Задание 1: Измените строки набора данных: начните с первой из них и закончите строкой, содержащей «Localize each UI component in this 1000», включив обе. Замените в них «component» на «element», а всё остальное оставьте без изменений и не включайте изображения в ответ.

Фрагмент текста:
++++++
Общим был страстный интерес к московской балетной истории. В училище их обтачивали легендарные москвичи-педагоги Николай Тарасов и Суламифь Мессерер (выпускной класс у петербурженки Марии Кожуховой Наталья Касаткина вспоминала как страшный сон), в театре они ходили в класс к Асафу Мессереру, искусство характерного танца постигали у Анатолия Кузнецова. Проводником же в глубины истории Большого для них стал Евгений Качаров. Артист миманса, одержимый фанатик танца, обладатель феноменальной памяти и последний партнер Екатерины Гельцер, он-то и ввел юнцов в квартиру былой царицы Большого, которая милостиво одаряла пришельцев своими воспоминаниями и секретами забытого актерского мастерства. Много лет спустя, в 1978-м, для труппы «Классический балет», только что возглавленной хореографами, старик Качаров поставит «Вечер старинной хореографии», возобновив забытые фрагменты древней классики Большого; и эти очаровательные па-де-де и ансамбли с изысканными неведомыми движениями и комбинациями вызовут бурю в застойном балетном безвременье.
++++++
Строки набора данных:
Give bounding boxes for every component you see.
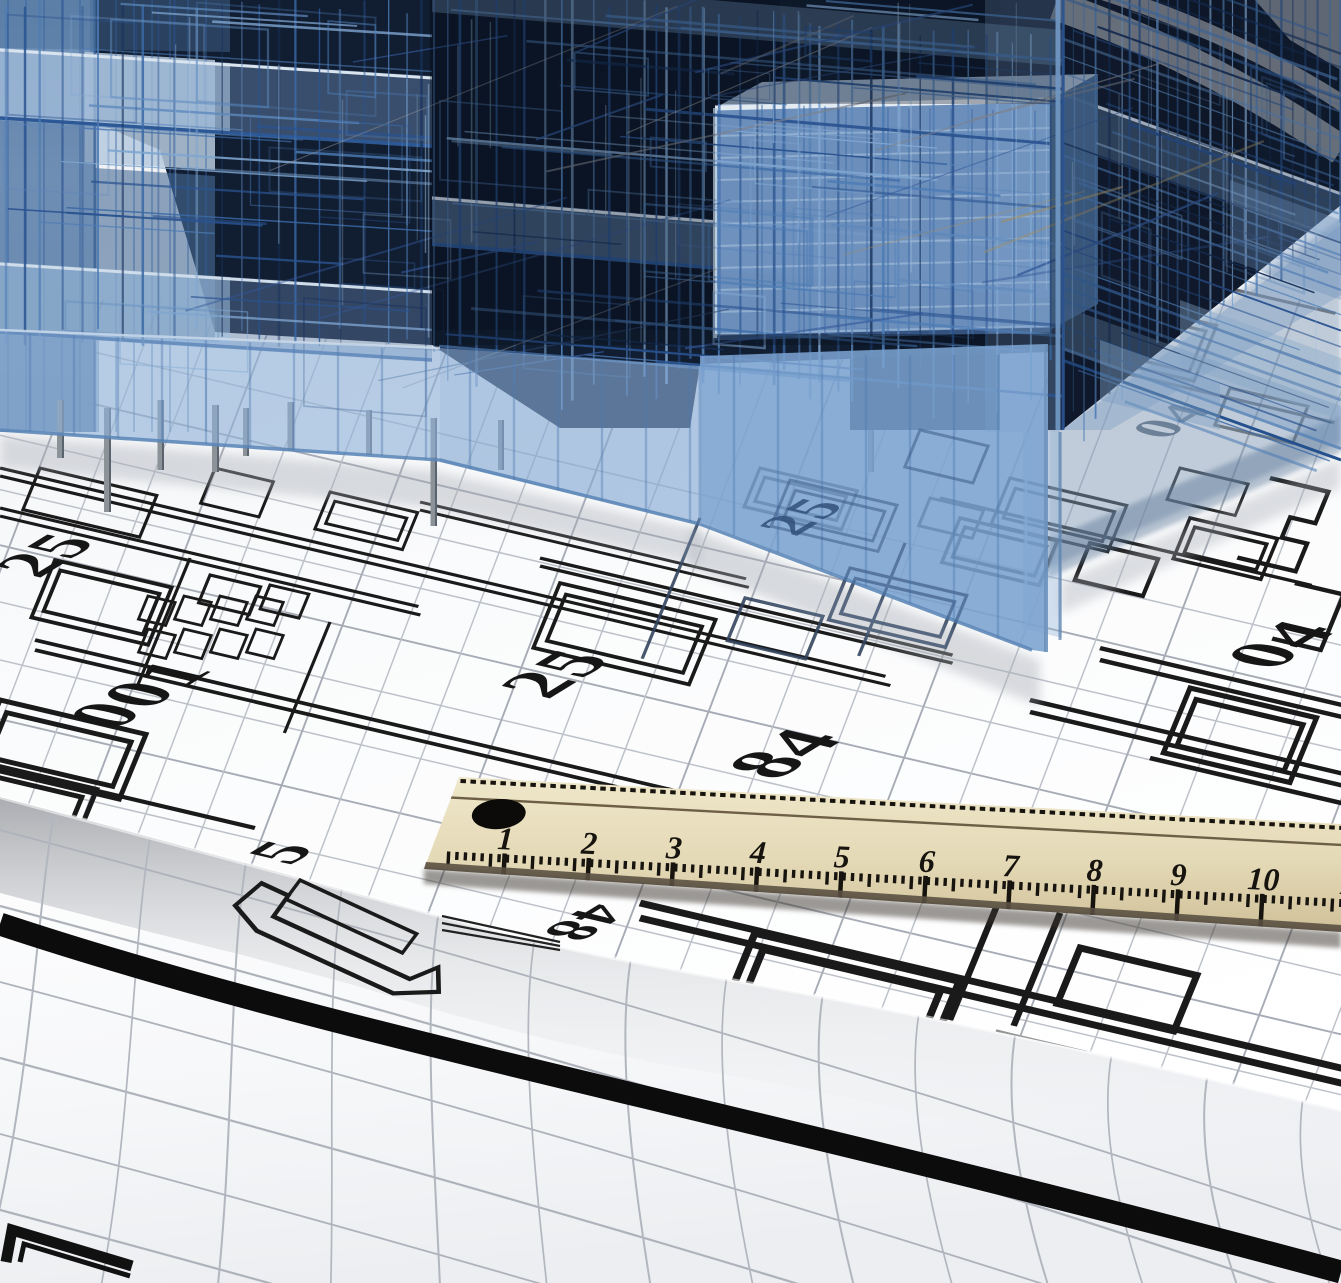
svg-text:10: 10	[1246, 860, 1280, 898]
svg-text:8: 8	[1086, 851, 1104, 888]
svg-text:6: 6	[918, 843, 936, 880]
svg-text:1: 1	[497, 820, 515, 857]
svg-text:5: 5	[833, 838, 851, 875]
svg-text:4: 4	[748, 833, 767, 870]
svg-text:9: 9	[1170, 856, 1188, 893]
svg-text:2: 2	[579, 825, 598, 862]
svg-text:3: 3	[664, 829, 683, 866]
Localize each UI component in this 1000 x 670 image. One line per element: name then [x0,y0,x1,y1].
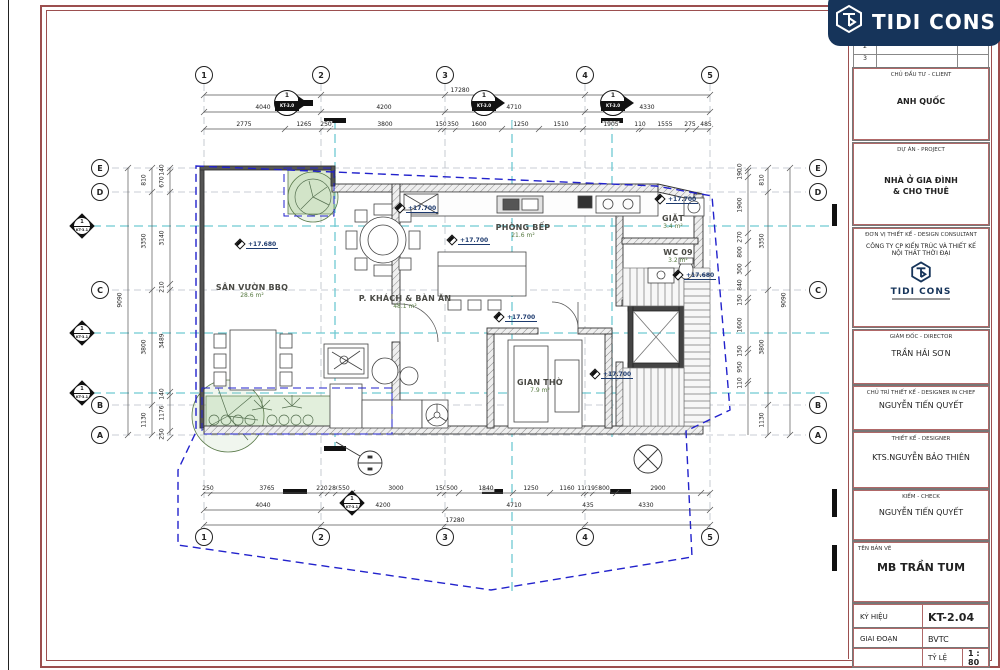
level-marker: +17.680 [674,271,716,280]
dim-label: 670 [159,176,166,187]
dim-label: 840 [737,279,744,290]
dim-label: 3800 [376,121,393,128]
level-flag-icon [493,311,504,322]
room-name: GIAN THỜ [517,378,563,387]
level-marker: +17.700 [396,204,438,213]
dim-label: 140 [159,164,166,175]
dim-label: 1250 [512,121,529,128]
dim-label: 2775 [235,121,252,128]
section-arrow-icon [624,96,634,110]
dim-label: 3800 [141,339,148,354]
grid-bubble-col: 5 [701,528,719,546]
dim-label: 3350 [759,233,766,248]
level-marker: +17.700 [591,370,633,379]
grid-bubble-col: 5 [701,66,719,84]
room-name: P. KHÁCH & BÀN ĂN [359,294,451,303]
level-value: +17.680 [246,241,278,249]
dim-label: 350 [446,121,459,128]
dim-label: 4040 [254,502,271,509]
level-value: +17.700 [406,205,438,213]
plan-annotations: 2775126525038001503501600125015101905110… [0,0,1000,670]
grid-bubble-col: 1 [195,66,213,84]
dim-label: 4040 [254,104,271,111]
room-name: PHÒNG BẾP [496,223,551,232]
dim-label: 950 [737,361,744,372]
dim-label: 110 [737,377,744,388]
level-value: +17.700 [601,371,633,379]
dim-label: 270 [737,231,744,242]
room-label: WC 093.2 m² [663,248,693,264]
grid-bubble-col: 4 [576,528,594,546]
dim-label: 150 [737,294,744,305]
section-marker-diamond: 1KT-3.1 [69,213,94,238]
dim-label-overall: 9090 [781,292,788,307]
section-ref: KT-3.0 [275,101,299,111]
section-ref: KT-3.0 [472,101,496,111]
section-arrow-icon [298,96,308,110]
dim-label: 3800 [759,339,766,354]
dim-label: 1130 [759,412,766,427]
dim-label-overall: 17280 [449,87,470,94]
dim-label: 1265 [295,121,312,128]
grid-bubble-col: 3 [436,66,454,84]
dim-label: 1600 [737,317,744,332]
dim-label: 275 [683,121,696,128]
dim-label: 250 [201,485,214,492]
section-marker-circle: 1KT-3.0 [274,90,300,116]
level-marker: +17.700 [656,195,698,204]
dim-label: 300 [737,263,744,274]
dim-label: 550 [337,485,350,492]
dim-label: 140 [159,388,166,399]
dim-label: 210 [159,281,166,292]
dim-label: 1600 [470,121,487,128]
section-number: 1 [74,325,90,334]
dim-label: 4330 [638,104,655,111]
dim-label: 110 [633,121,646,128]
dim-label: 190 [737,168,744,179]
dim-label: 2900 [649,485,666,492]
dim-label: 3000 [387,485,404,492]
section-number: 1 [601,91,625,101]
dim-label: 1130 [141,412,148,427]
level-value: +17.680 [684,272,716,280]
level-marker: +17.680 [236,240,278,249]
section-number: 1 [74,218,90,227]
section-ref: KT-3.1 [74,334,90,341]
drawing-sheet: 2775126525038001503501600125015101905110… [0,0,1000,670]
dim-label: 810 [141,174,148,185]
room-label: P. KHÁCH & BÀN ĂN48.1 m² [359,294,451,310]
dim-label: 1555 [656,121,673,128]
section-number: 1 [275,91,299,101]
dim-label: 485 [699,121,712,128]
dim-label: 4200 [375,104,392,111]
dim-label: 800 [737,246,744,257]
banner-logo-text: TIDI CONS [872,4,996,34]
level-marker: +17.700 [495,313,537,322]
room-area: 7.9 m² [517,387,563,394]
section-arrow-icon [495,96,505,110]
dim-label: 3140 [159,230,166,245]
level-flag-icon [654,193,665,204]
section-number: 1 [344,495,360,504]
room-label: GIAN THỜ7.9 m² [517,378,563,394]
grid-bubble-row: C [91,281,109,299]
section-marker-circle: 1KT-3.0 [600,90,626,116]
room-name: WC 09 [663,248,693,257]
dim-label: 150 [737,345,744,356]
dim-label: 1900 [737,197,744,212]
dim-label: 1905 [602,121,619,128]
dim-label: 1176 [159,405,166,420]
dim-label: 1250 [522,485,539,492]
level-flag-icon [672,269,683,280]
grid-bubble-row: A [809,426,827,444]
dim-label-overall: 9090 [117,292,124,307]
section-marker-diamond: 1KT-3.1 [69,320,94,345]
dim-label: 250 [319,121,332,128]
dim-label: 4330 [637,502,654,509]
section-ref: KT-3.1 [74,227,90,234]
room-label: GIẶT3.4 m² [662,214,684,230]
grid-bubble-col: 4 [576,66,594,84]
dim-label: 3765 [258,485,275,492]
level-value: +17.700 [458,237,490,245]
tidicons-logo-icon [834,4,864,34]
grid-bubble-row: D [809,183,827,201]
grid-bubble-row: D [91,183,109,201]
dim-label: 1510 [552,121,569,128]
level-flag-icon [234,238,245,249]
grid-bubble-col: 1 [195,528,213,546]
room-area: 3.2 m² [663,257,693,264]
dim-label: 250 [159,428,166,439]
dim-label: 810 [759,174,766,185]
room-area: 48.1 m² [359,303,451,310]
level-value: +17.700 [505,314,537,322]
grid-bubble-row: C [809,281,827,299]
dim-label: 4710 [505,104,522,111]
grid-bubble-row: B [91,396,109,414]
grid-bubble-col: 2 [312,66,330,84]
section-marker-diamond: 1KT-3.1 [339,490,364,515]
section-number: 1 [472,91,496,101]
dim-label-overall: 17280 [444,517,465,524]
dim-label: 435 [581,502,594,509]
room-name: SÂN VƯỜN BBQ [216,283,288,292]
dim-label: 800 [597,485,610,492]
dim-label: 3489 [159,333,166,348]
section-ref: KT-3.0 [601,101,625,111]
dim-label: 4710 [505,502,522,509]
room-label: SÂN VƯỜN BBQ28.6 m² [216,283,288,299]
room-area: 21.6 m² [496,232,551,239]
dim-label: 1160 [558,485,575,492]
company-banner: TIDI CONS [828,0,1000,46]
grid-bubble-row: A [91,426,109,444]
level-marker: +17.700 [448,236,490,245]
room-name: GIẶT [662,214,684,223]
level-flag-icon [589,368,600,379]
grid-bubble-col: 2 [312,528,330,546]
dim-label: 500 [445,485,458,492]
section-ref: KT-3.1 [344,504,360,511]
grid-bubble-row: B [809,396,827,414]
section-marker-circle: 1KT-3.0 [471,90,497,116]
level-value: +17.700 [666,196,698,204]
room-area: 3.4 m² [662,223,684,230]
level-flag-icon [446,234,457,245]
grid-bubble-col: 3 [436,528,454,546]
room-label: PHÒNG BẾP21.6 m² [496,223,551,239]
dim-label: 4200 [374,502,391,509]
grid-bubble-row: E [809,159,827,177]
grid-bubble-row: E [91,159,109,177]
section-number: 1 [74,385,90,394]
section-ref: KT-3.1 [74,394,90,401]
dim-label: 1840 [477,485,494,492]
dim-label: 3350 [141,233,148,248]
level-flag-icon [394,202,405,213]
room-area: 28.6 m² [216,292,288,299]
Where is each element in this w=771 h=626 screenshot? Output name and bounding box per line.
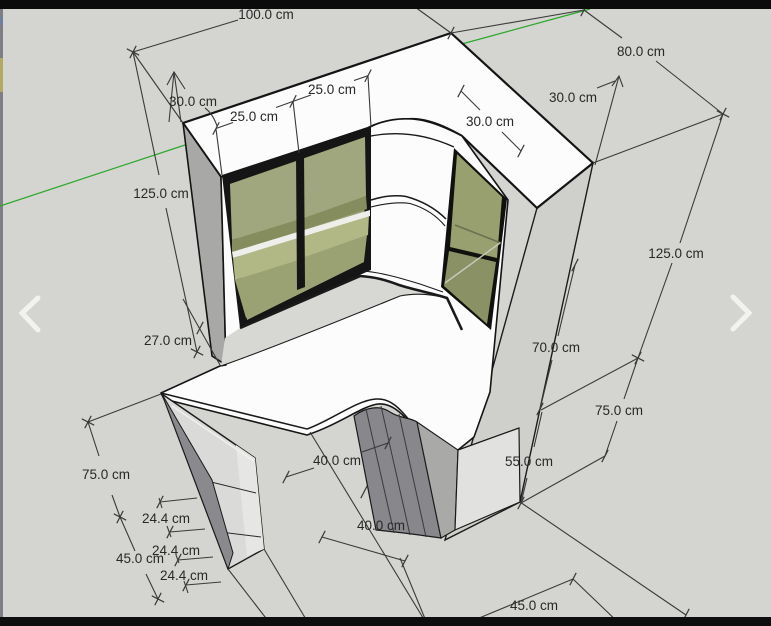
svg-text:100.0 cm: 100.0 cm bbox=[238, 7, 294, 22]
svg-text:125.0 cm: 125.0 cm bbox=[133, 186, 189, 201]
svg-text:40.0 cm: 40.0 cm bbox=[357, 518, 405, 533]
svg-text:40.0 cm: 40.0 cm bbox=[313, 453, 361, 468]
svg-text:80.0 cm: 80.0 cm bbox=[617, 44, 665, 59]
svg-text:27.0 cm: 27.0 cm bbox=[144, 333, 192, 348]
svg-text:30.0 cm: 30.0 cm bbox=[466, 114, 514, 129]
svg-text:30.0 cm: 30.0 cm bbox=[549, 90, 597, 105]
svg-text:75.0 cm: 75.0 cm bbox=[82, 467, 130, 482]
svg-text:25.0 cm: 25.0 cm bbox=[308, 82, 356, 97]
svg-text:30.0 cm: 30.0 cm bbox=[169, 94, 217, 109]
svg-text:75.0 cm: 75.0 cm bbox=[595, 403, 643, 418]
svg-text:70.0 cm: 70.0 cm bbox=[532, 340, 580, 355]
svg-text:25.0 cm: 25.0 cm bbox=[230, 109, 278, 124]
svg-text:55.0 cm: 55.0 cm bbox=[505, 454, 553, 469]
svg-text:24.4 cm: 24.4 cm bbox=[142, 511, 190, 526]
svg-text:45.0 cm: 45.0 cm bbox=[510, 598, 558, 613]
svg-text:24.4 cm: 24.4 cm bbox=[160, 568, 208, 583]
svg-text:45.0 cm: 45.0 cm bbox=[116, 551, 164, 566]
svg-text:125.0 cm: 125.0 cm bbox=[648, 246, 704, 261]
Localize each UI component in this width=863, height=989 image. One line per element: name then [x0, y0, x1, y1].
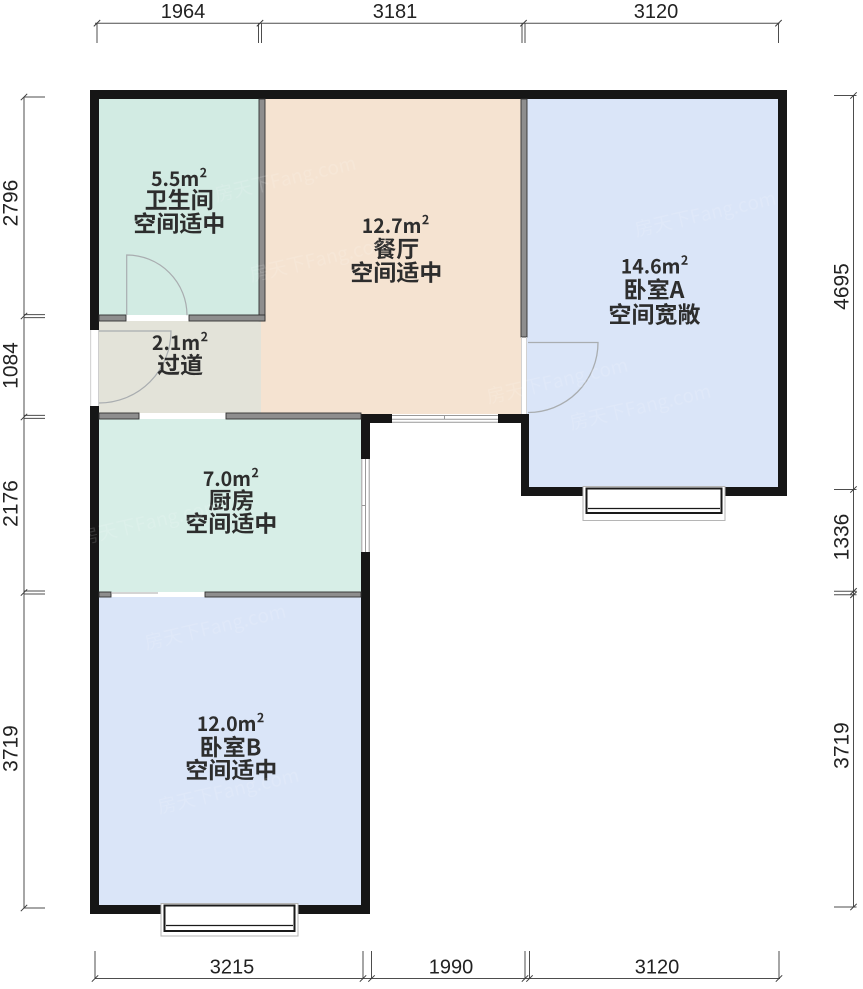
- svg-text:3215: 3215: [210, 956, 255, 978]
- svg-text:4695: 4695: [830, 263, 853, 310]
- svg-text:3181: 3181: [373, 1, 418, 23]
- svg-text:1990: 1990: [429, 956, 474, 978]
- svg-text:3120: 3120: [635, 956, 680, 978]
- svg-text:2796: 2796: [0, 180, 23, 227]
- svg-text:1336: 1336: [830, 514, 853, 561]
- svg-text:2176: 2176: [0, 480, 23, 527]
- svg-text:3719: 3719: [830, 722, 853, 769]
- svg-text:3719: 3719: [0, 725, 23, 772]
- svg-text:1084: 1084: [0, 342, 23, 389]
- svg-text:1964: 1964: [161, 1, 206, 23]
- svg-text:3120: 3120: [634, 1, 679, 23]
++++++
Задание 2: Кто, согласно фрагменту текста, поставил «Вечер старинной хореографии» для труппы «Классический балет» в 1978 году?

Итоговый результат 1:
Give bounding boxes for every element you see.
svg-text:10: 10	[1246, 860, 1280, 898]
svg-text:8: 8	[1086, 851, 1104, 888]
svg-text:6: 6	[918, 843, 936, 880]
svg-text:1: 1	[497, 820, 515, 857]
svg-text:5: 5	[833, 838, 851, 875]
svg-text:4: 4	[748, 833, 767, 870]
svg-text:9: 9	[1170, 856, 1188, 893]
svg-text:2: 2	[579, 825, 598, 862]
svg-text:3: 3	[664, 829, 683, 866]
Localize each UI element in this 1000 x 670 image. One line per element: name then [x0,y0,x1,y1].

Итоговый результат 2: Евгений Качаров.